[BEGIN]

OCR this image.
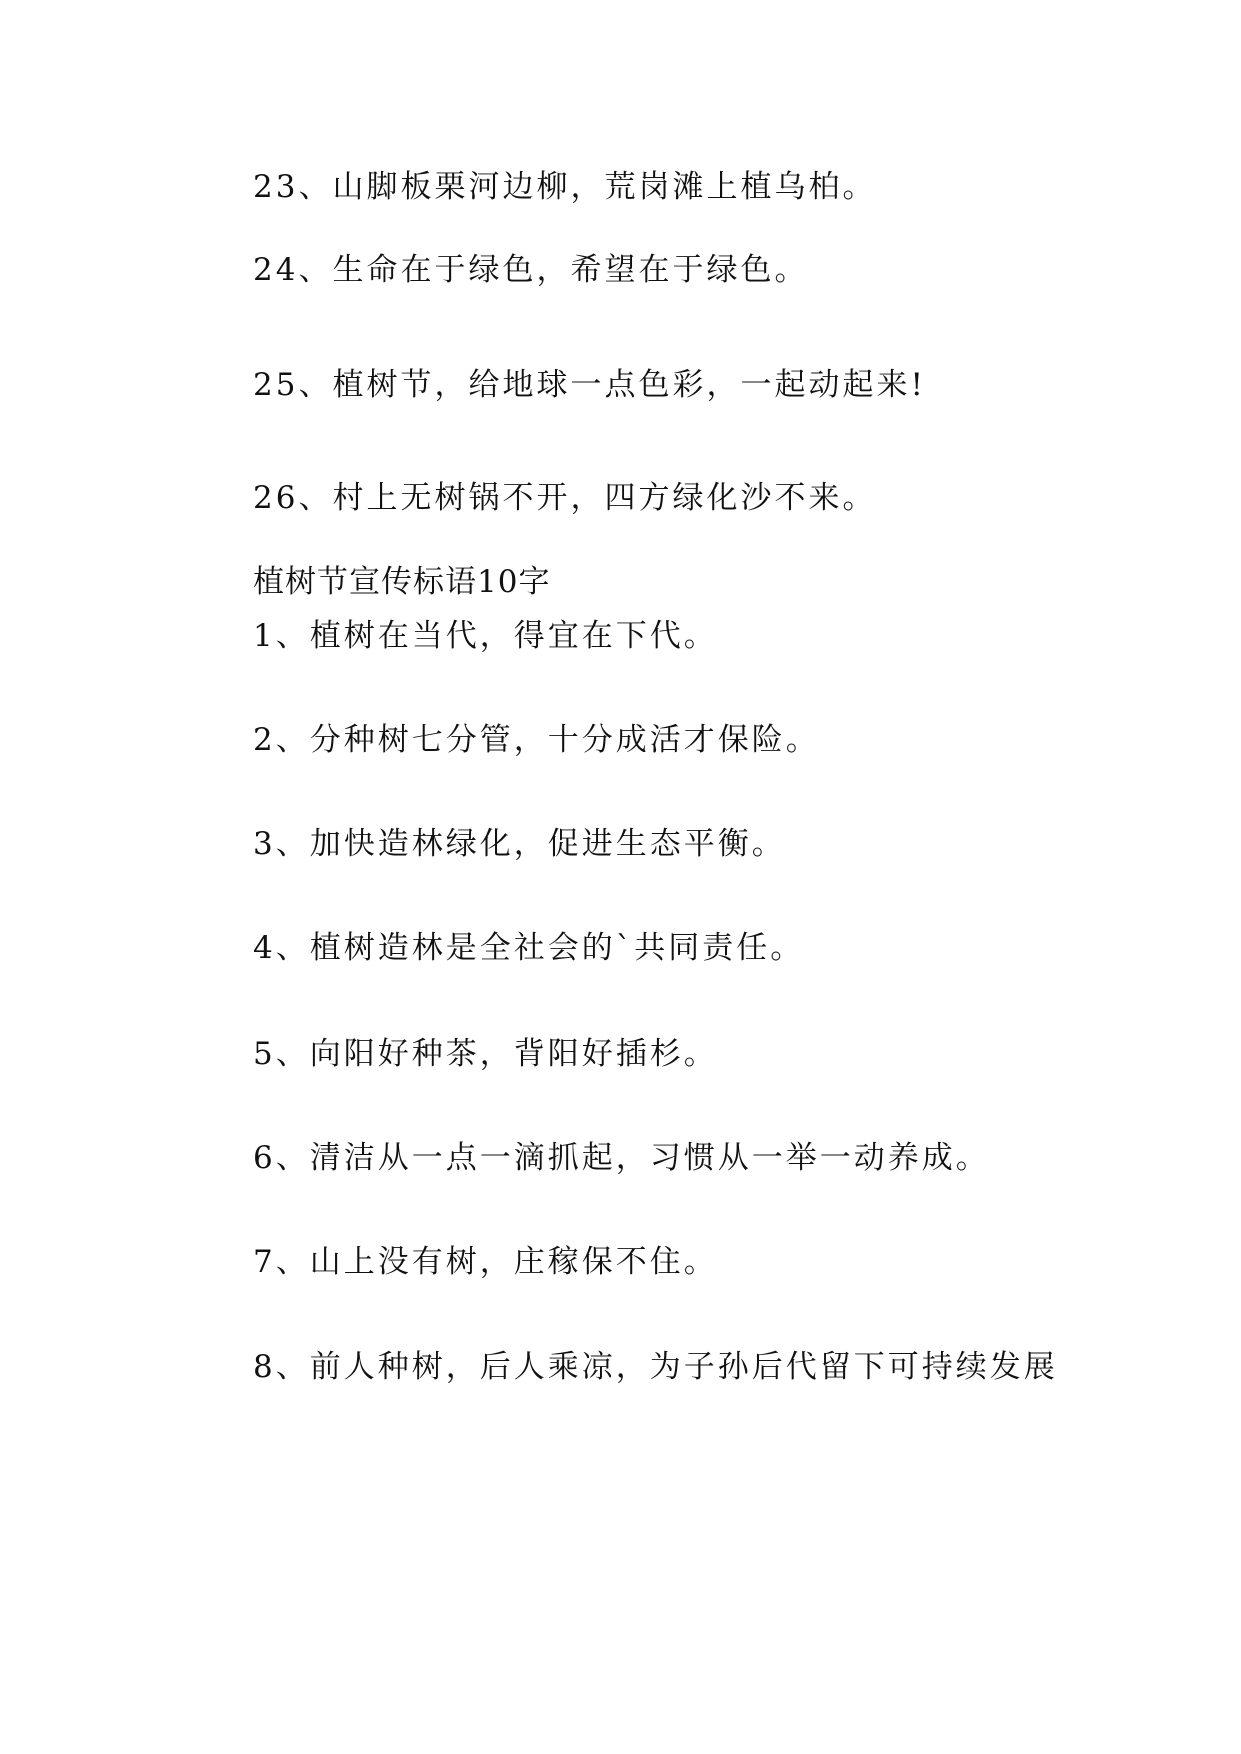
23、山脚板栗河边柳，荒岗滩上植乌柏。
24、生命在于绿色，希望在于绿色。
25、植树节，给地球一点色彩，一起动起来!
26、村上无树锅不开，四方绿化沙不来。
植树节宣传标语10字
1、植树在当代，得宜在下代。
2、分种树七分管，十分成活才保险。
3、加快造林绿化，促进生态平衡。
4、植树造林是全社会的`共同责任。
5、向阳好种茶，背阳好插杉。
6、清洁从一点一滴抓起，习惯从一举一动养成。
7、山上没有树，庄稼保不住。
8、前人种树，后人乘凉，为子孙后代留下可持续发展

[END]

### PROBLEM DESCRIPTION
The records above are to be restated exactly, without their pictures.

### FULL ANSWER
OCR this image.
23、山脚板栗河边柳，荒岗滩上植乌柏。
24、生命在于绿色，希望在于绿色。
25、植树节，给地球一点色彩，一起动起来!
26、村上无树锅不开，四方绿化沙不来。
植树节宣传标语10字
1、植树在当代，得宜在下代。
2、分种树七分管，十分成活才保险。
3、加快造林绿化，促进生态平衡。
4、植树造林是全社会的`共同责任。
5、向阳好种茶，背阳好插杉。
6、清洁从一点一滴抓起，习惯从一举一动养成。
7、山上没有树，庄稼保不住。
8、前人种树，后人乘凉，为子孙后代留下可持续发展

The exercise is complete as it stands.